-- What you need to do --
In full and without alteration, repeat the material.

───── Provided records ─────

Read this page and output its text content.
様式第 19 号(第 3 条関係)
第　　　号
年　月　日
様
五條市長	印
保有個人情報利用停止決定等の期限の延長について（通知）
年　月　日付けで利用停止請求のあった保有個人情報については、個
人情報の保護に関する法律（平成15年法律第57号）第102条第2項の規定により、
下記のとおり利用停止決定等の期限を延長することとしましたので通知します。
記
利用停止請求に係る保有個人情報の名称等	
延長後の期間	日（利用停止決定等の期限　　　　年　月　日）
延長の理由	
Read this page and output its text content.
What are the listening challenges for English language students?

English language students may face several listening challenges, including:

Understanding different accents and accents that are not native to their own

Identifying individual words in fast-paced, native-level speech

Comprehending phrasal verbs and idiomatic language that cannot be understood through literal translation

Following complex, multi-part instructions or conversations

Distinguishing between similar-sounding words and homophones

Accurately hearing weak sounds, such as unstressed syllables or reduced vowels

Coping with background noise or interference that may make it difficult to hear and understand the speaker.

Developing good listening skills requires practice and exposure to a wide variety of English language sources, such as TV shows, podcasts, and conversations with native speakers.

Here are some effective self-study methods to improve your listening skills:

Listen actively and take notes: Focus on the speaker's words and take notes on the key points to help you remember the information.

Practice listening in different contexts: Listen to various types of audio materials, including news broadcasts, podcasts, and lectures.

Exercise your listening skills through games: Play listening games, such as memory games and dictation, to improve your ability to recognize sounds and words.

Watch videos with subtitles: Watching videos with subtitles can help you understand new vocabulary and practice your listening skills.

─────

-- Written response --
Read this page and output its text content.
様式第 19 号(第 3 条関係)
第　　　号
年　月　日
様
五條市長	印
保有個人情報利用停止決定等の期限の延長について（通知）
年　月　日付けで利用停止請求のあった保有個人情報については、個
人情報の保護に関する法律（平成15年法律第57号）第102条第2項の規定により、
下記のとおり利用停止決定等の期限を延長することとしましたので通知します。
記
利用停止請求に係る保有個人情報の名称等	
延長後の期間	日（利用停止決定等の期限　　　　年　月　日）
延長の理由	
Read this page and output its text content.
What are the listening challenges for English language students?

English language students may face several listening challenges, including:

Understanding different accents and accents that are not native to their own

Identifying individual words in fast-paced, native-level speech

Comprehending phrasal verbs and idiomatic language that cannot be understood through literal translation

Following complex, multi-part instructions or conversations

Distinguishing between similar-sounding words and homophones

Accurately hearing weak sounds, such as unstressed syllables or reduced vowels

Coping with background noise or interference that may make it difficult to hear and understand the speaker.

Developing good listening skills requires practice and exposure to a wide variety of English language sources, such as TV shows, podcasts, and conversations with native speakers.

Here are some effective self-study methods to improve your listening skills:

Listen actively and take notes: Focus on the speaker's words and take notes on the key points to help you remember the information.

Practice listening in different contexts: Listen to various types of audio materials, including news broadcasts, podcasts, and lectures.

Exercise your listening skills through games: Play listening games, such as memory games and dictation, to improve your ability to recognize sounds and words.

Watch videos with subtitles: Watching videos with subtitles can help you understand new vocabulary and practice your listening skills.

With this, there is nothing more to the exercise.